| What is needed |
Filter the records below and copy every line containing the word "Temperature".
start Given data
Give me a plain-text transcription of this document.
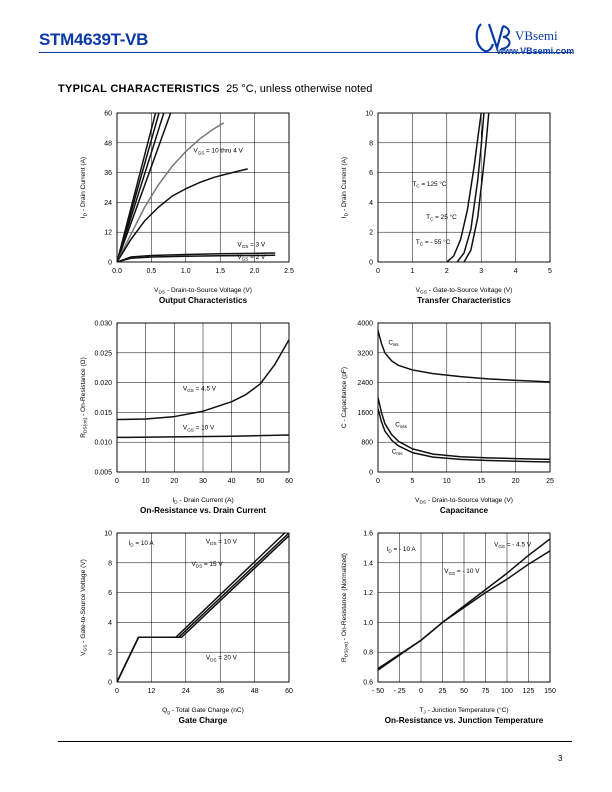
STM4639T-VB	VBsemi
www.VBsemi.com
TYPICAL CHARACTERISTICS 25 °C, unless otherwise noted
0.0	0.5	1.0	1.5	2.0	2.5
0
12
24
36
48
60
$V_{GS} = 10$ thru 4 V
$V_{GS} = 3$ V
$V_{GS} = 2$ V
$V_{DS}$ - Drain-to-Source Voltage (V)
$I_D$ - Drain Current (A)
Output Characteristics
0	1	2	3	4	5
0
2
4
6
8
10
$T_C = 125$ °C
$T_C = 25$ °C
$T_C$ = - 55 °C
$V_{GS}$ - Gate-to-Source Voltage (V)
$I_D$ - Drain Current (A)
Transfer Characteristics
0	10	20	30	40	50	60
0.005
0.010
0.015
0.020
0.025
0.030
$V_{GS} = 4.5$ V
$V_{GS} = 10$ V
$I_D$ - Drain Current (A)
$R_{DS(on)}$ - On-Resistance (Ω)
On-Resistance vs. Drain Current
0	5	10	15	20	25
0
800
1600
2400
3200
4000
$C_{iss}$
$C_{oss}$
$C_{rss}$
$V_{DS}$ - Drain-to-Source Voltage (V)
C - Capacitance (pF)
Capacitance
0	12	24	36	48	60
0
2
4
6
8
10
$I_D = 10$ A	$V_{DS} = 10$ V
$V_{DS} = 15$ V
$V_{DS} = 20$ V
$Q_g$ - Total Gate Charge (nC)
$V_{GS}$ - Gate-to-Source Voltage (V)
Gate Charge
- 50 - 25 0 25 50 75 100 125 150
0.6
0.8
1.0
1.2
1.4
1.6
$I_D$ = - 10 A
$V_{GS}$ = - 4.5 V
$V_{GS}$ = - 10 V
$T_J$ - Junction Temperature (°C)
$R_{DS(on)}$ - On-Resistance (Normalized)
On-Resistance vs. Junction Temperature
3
end Given data
start Given data
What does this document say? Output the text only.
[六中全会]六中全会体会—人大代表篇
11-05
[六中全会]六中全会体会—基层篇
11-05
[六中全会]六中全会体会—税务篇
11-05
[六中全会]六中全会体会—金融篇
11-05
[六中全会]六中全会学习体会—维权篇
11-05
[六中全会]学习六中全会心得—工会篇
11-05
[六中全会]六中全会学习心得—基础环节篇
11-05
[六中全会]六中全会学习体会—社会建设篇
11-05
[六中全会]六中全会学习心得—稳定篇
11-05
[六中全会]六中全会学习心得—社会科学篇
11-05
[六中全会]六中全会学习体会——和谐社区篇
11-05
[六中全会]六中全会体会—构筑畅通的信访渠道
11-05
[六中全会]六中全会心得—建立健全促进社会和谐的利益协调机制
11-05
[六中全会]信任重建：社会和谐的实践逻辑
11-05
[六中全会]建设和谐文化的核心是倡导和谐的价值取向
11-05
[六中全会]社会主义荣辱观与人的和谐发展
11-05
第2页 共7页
end Given data
| Correct result |
$T_J$ - Junction Temperature (°C)
On-Resistance vs. Junction Temperature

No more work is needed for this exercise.